##### Task data #####

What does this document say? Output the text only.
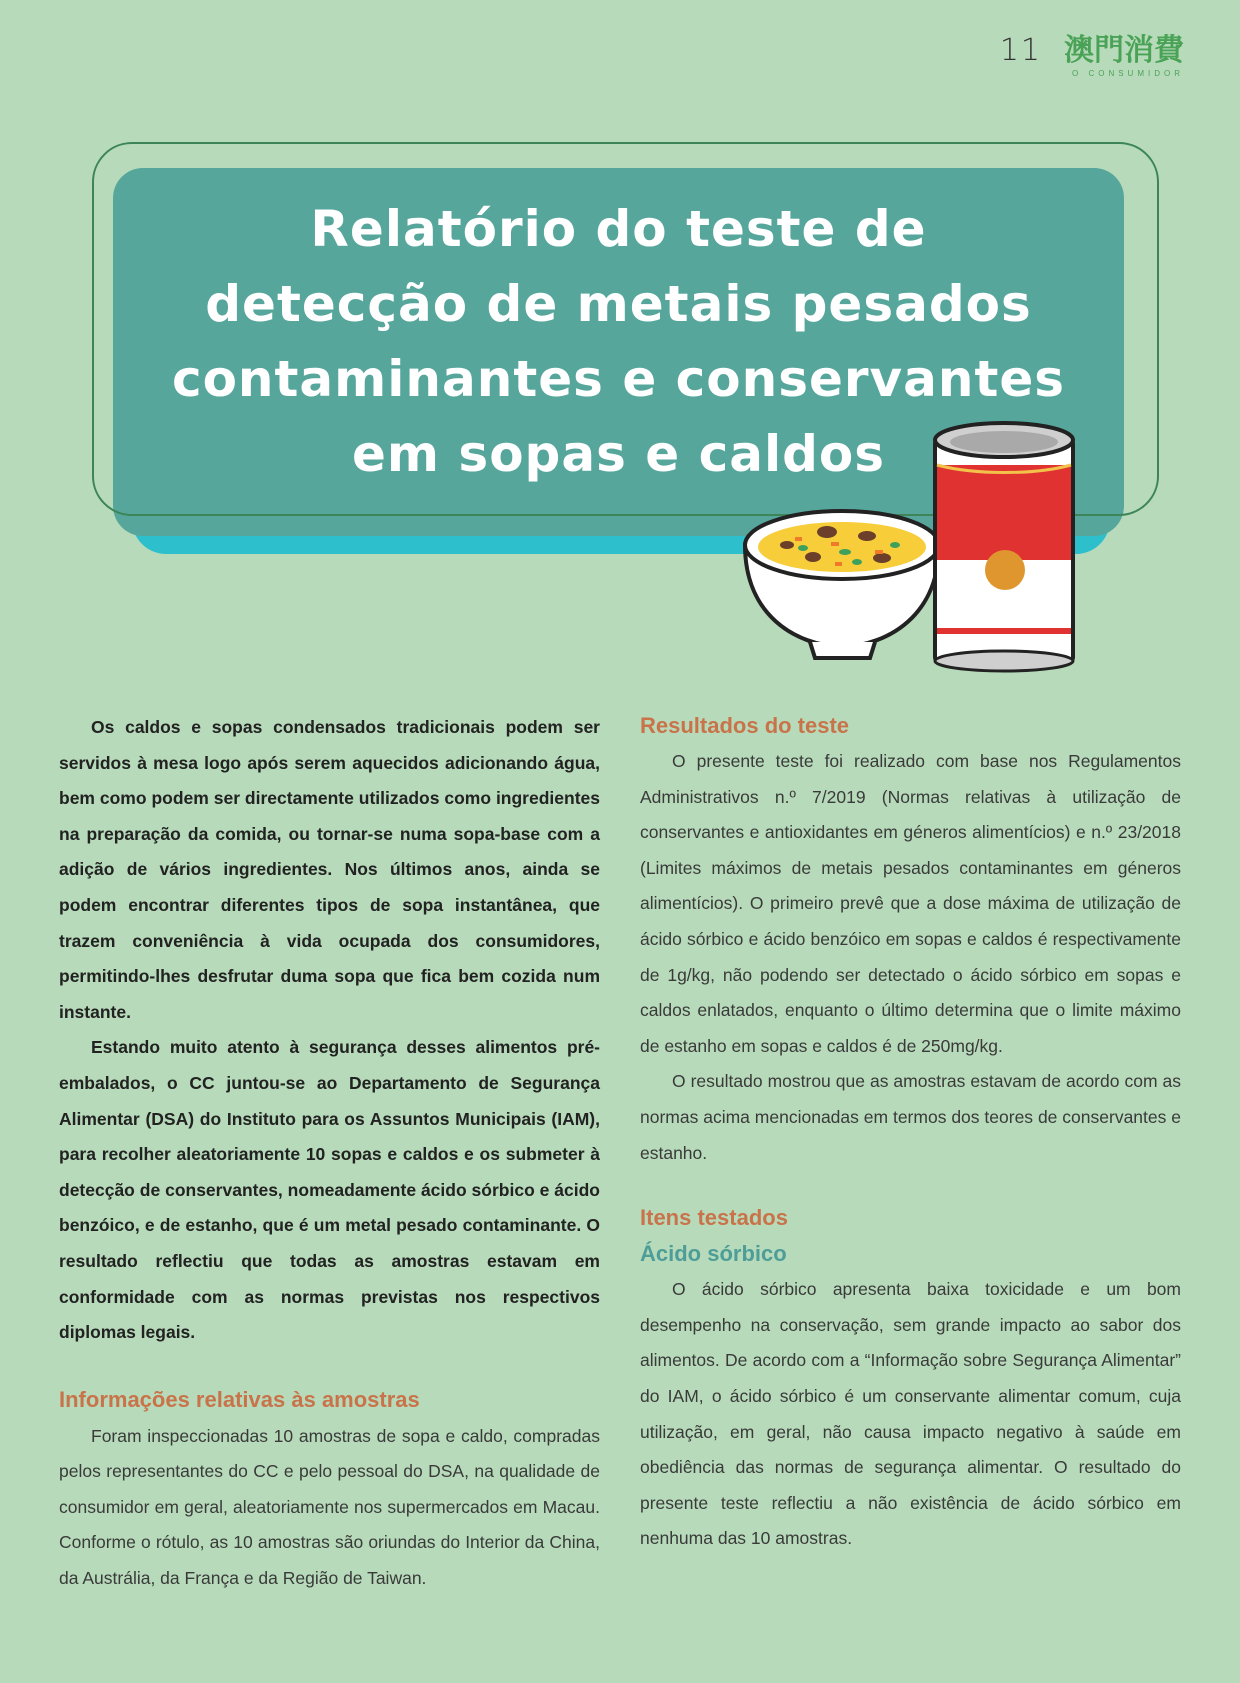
11 澳門消費
O CONSUMIDOR
Relatório do teste de
detecção de metais pesados
contaminantes e conservantes
em sopas e caldos

Os caldos e sopas condensados tradicionais podem ser servidos à mesa logo após serem aquecidos adicionando água, bem como podem ser directamente utilizados como ingredientes na preparação da comida, ou tornar-se numa sopa-base com a adição de vários ingredientes. Nos últimos anos, ainda se podem encontrar diferentes tipos de sopa instantânea, que trazem conveniência à vida ocupada dos consumidores, permitindo-lhes desfrutar duma sopa que fica bem cozida num instante.

Estando muito atento à segurança desses alimentos pré-embalados, o CC juntou-se ao Departamento de Segurança Alimentar (DSA) do Instituto para os Assuntos Municipais (IAM), para recolher aleatoriamente 10 sopas e caldos e os submeter à detecção de conservantes, nomeadamente ácido sórbico e ácido benzóico, e de estanho, que é um metal pesado contaminante. O resultado reflectiu que todas as amostras estavam em conformidade com as normas previstas nos respectivos diplomas legais.

Informações relativas às amostras

Foram inspeccionadas 10 amostras de sopa e caldo, compradas pelos representantes do CC e pelo pessoal do DSA, na qualidade de consumidor em geral, aleatoriamente nos supermercados em Macau. Conforme o rótulo, as 10 amostras são oriundas do Interior da China, da Austrália, da França e da Região de Taiwan.

Resultados do teste

O presente teste foi realizado com base nos Regulamentos Administrativos n.º 7/2019 (Normas relativas à utilização de conservantes e antioxidantes em géneros alimentícios) e n.º 23/2018 (Limites máximos de metais pesados contaminantes em géneros alimentícios). O primeiro prevê que a dose máxima de utilização de ácido sórbico e ácido benzóico em sopas e caldos é respectivamente de 1g/kg, não podendo ser detectado o ácido sórbico em sopas e caldos enlatados, enquanto o último determina que o limite máximo de estanho em sopas e caldos é de 250mg/kg.

O resultado mostrou que as amostras estavam de acordo com as normas acima mencionadas em termos dos teores de conservantes e estanho.

Itens testados
Ácido sórbico

O ácido sórbico apresenta baixa toxicidade e um bom desempenho na conservação, sem grande impacto ao sabor dos alimentos. De acordo com a “Informação sobre Segurança Alimentar” do IAM, o ácido sórbico é um conservante alimentar comum, cuja utilização, em geral, não causa impacto negativo à saúde em obediência das normas de segurança alimentar. O resultado do presente teste reflectiu a não existência de ácido sórbico em nenhuma das 10 amostras.
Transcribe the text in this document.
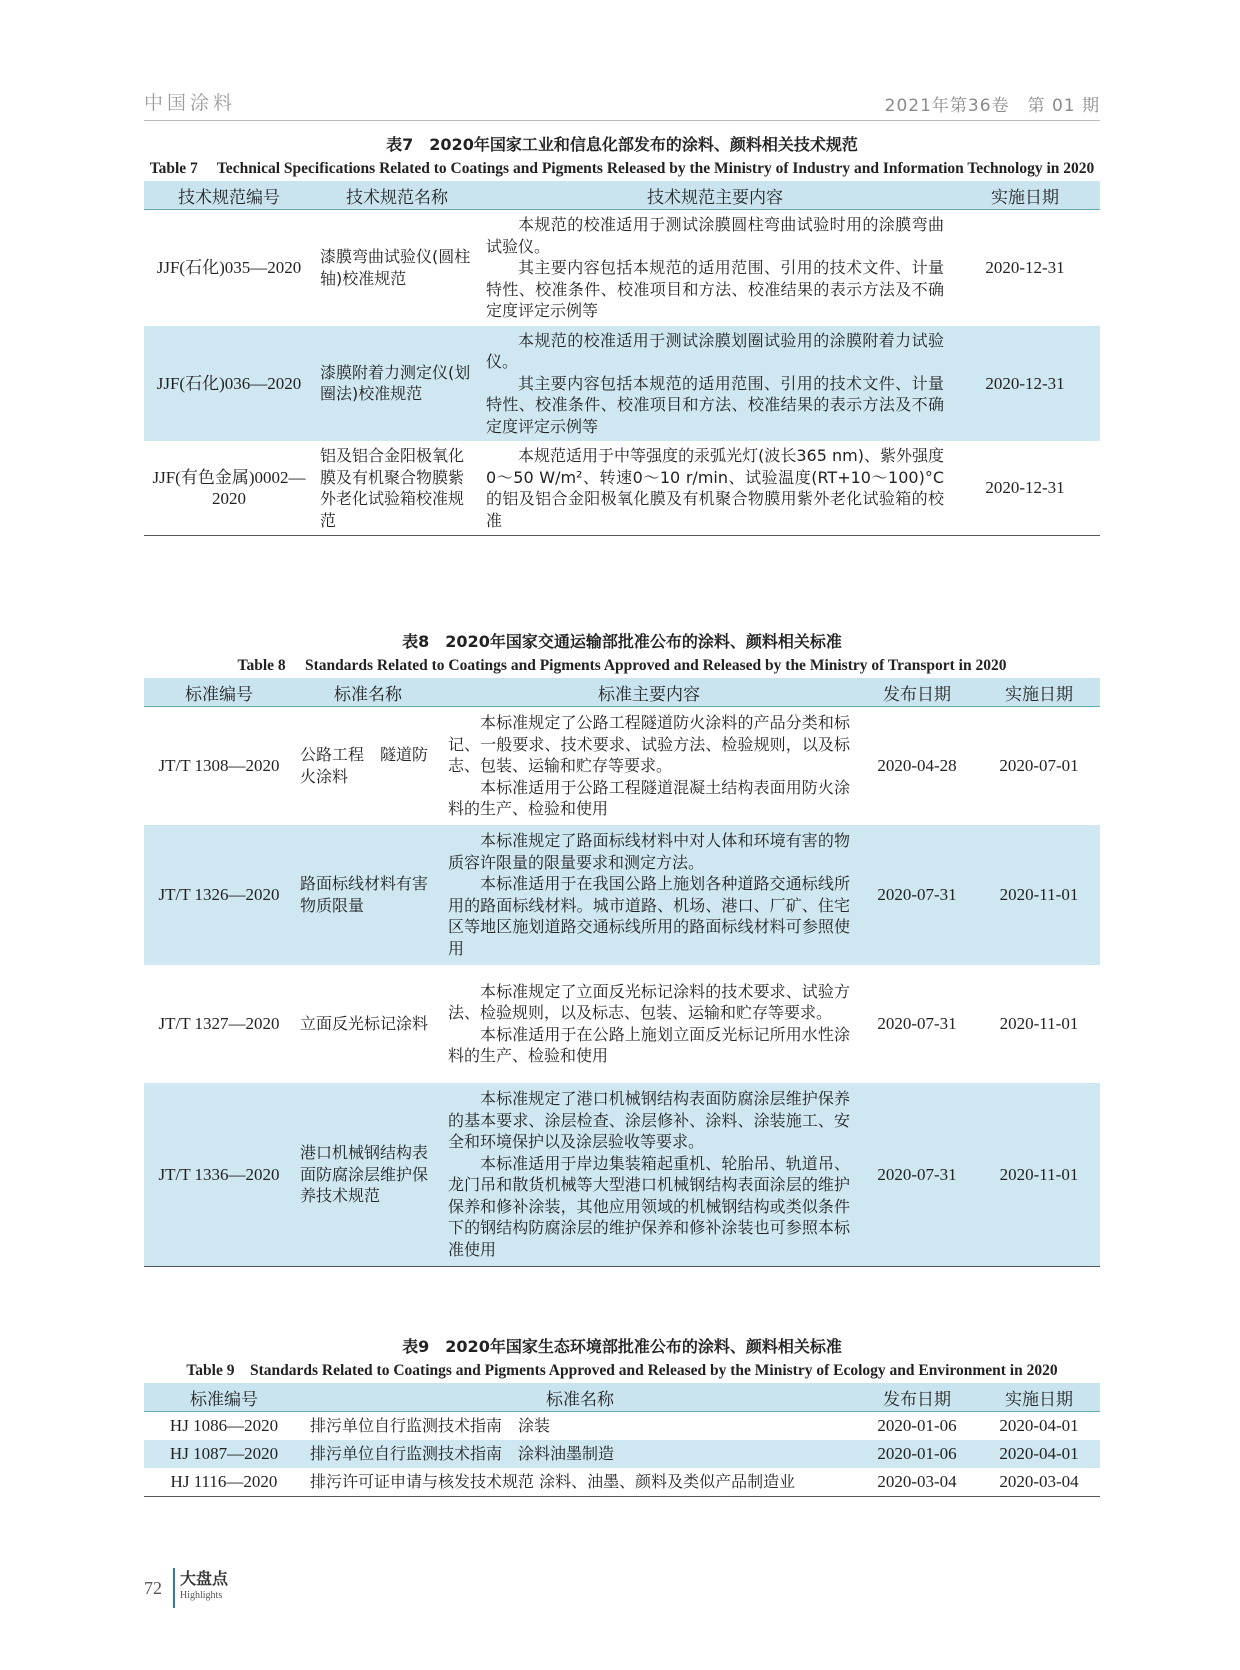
中国涂料	2021年第36卷　第 01 期
表7　2020年国家工业和信息化部发布的涂料、颜料相关技术规范
Table 7　 Technical Specifications Related to Coatings and Pigments Released by the Ministry of Industry and Information Technology in 2020
技术规范编号	技术规范名称	技术规范主要内容	实施日期
JJF(石化)035—2020	漆膜弯曲试验仪(圆柱轴)校准规范	本规范的校准适用于测试涂膜圆柱弯曲试验时用的涂膜弯曲试验仪。

其主要内容包括本规范的适用范围、引用的技术文件、计量特性、校准条件、校准项目和方法、校准结果的表示方法及不确定度评定示例等	2020-12-31
JJF(石化)036—2020	漆膜附着力测定仪(划圈法)校准规范	本规范的校准适用于测试涂膜划圈试验用的涂膜附着力试验仪。

其主要内容包括本规范的适用范围、引用的技术文件、计量特性、校准条件、校准项目和方法、校准结果的表示方法及不确定度评定示例等	2020-12-31
JJF(有色金属)0002—2020	铝及铝合金阳极氧化膜及有机聚合物膜紫外老化试验箱校准规范	本规范适用于中等强度的汞弧光灯(波长365 nm)、紫外强度0～50 W/m²、转速0～10 r/min、试验温度(RT+10～100)°C的铝及铝合金阳极氧化膜及有机聚合物膜用紫外老化试验箱的校准	2020-12-31
表8　2020年国家交通运输部批准公布的涂料、颜料相关标准
Table 8　 Standards Related to Coatings and Pigments Approved and Released by the Ministry of Transport in 2020
标准编号	标准名称	标准主要内容	发布日期	实施日期
JT/T 1308—2020	公路工程　隧道防火涂料	本标准规定了公路工程隧道防火涂料的产品分类和标记、一般要求、技术要求、试验方法、检验规则，以及标志、包装、运输和贮存等要求。

本标准适用于公路工程隧道混凝土结构表面用防火涂料的生产、检验和使用	2020-04-28	2020-07-01
JT/T 1326—2020	路面标线材料有害物质限量	本标准规定了路面标线材料中对人体和环境有害的物质容许限量的限量要求和测定方法。

本标准适用于在我国公路上施划各种道路交通标线所用的路面标线材料。城市道路、机场、港口、厂矿、住宅区等地区施划道路交通标线所用的路面标线材料可参照使用	2020-07-31	2020-11-01
JT/T 1327—2020	立面反光标记涂料	本标准规定了立面反光标记涂料的技术要求、试验方法、检验规则，以及标志、包装、运输和贮存等要求。

本标准适用于在公路上施划立面反光标记所用水性涂料的生产、检验和使用	2020-07-31	2020-11-01
JT/T 1336—2020	港口机械钢结构表面防腐涂层维护保养技术规范	本标准规定了港口机械钢结构表面防腐涂层维护保养的基本要求、涂层检查、涂层修补、涂料、涂装施工、安全和环境保护以及涂层验收等要求。

本标准适用于岸边集装箱起重机、轮胎吊、轨道吊、龙门吊和散货机械等大型港口机械钢结构表面涂层的维护保养和修补涂装，其他应用领域的机械钢结构或类似条件下的钢结构防腐涂层的维护保养和修补涂装也可参照本标准使用	2020-07-31	2020-11-01
表9　2020年国家生态环境部批准公布的涂料、颜料相关标准
Table 9　Standards Related to Coatings and Pigments Approved and Released by the Ministry of Ecology and Environment in 2020
标准编号	标准名称	发布日期	实施日期
HJ 1086—2020	排污单位自行监测技术指南　涂装	2020-01-06	2020-04-01
HJ 1087—2020	排污单位自行监测技术指南　涂料油墨制造	2020-01-06	2020-04-01
HJ 1116—2020	排污许可证申请与核发技术规范 涂料、油墨、颜料及类似产品制造业	2020-03-04	2020-03-04
72 大盘点
Highlights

#####

▶ **What you should do**: In the lines above, find each one with "标准名称" and list it.

▶ **Written reply**:
标准编号	标准名称	标准主要内容	发布日期	实施日期
标准编号	标准名称	发布日期	实施日期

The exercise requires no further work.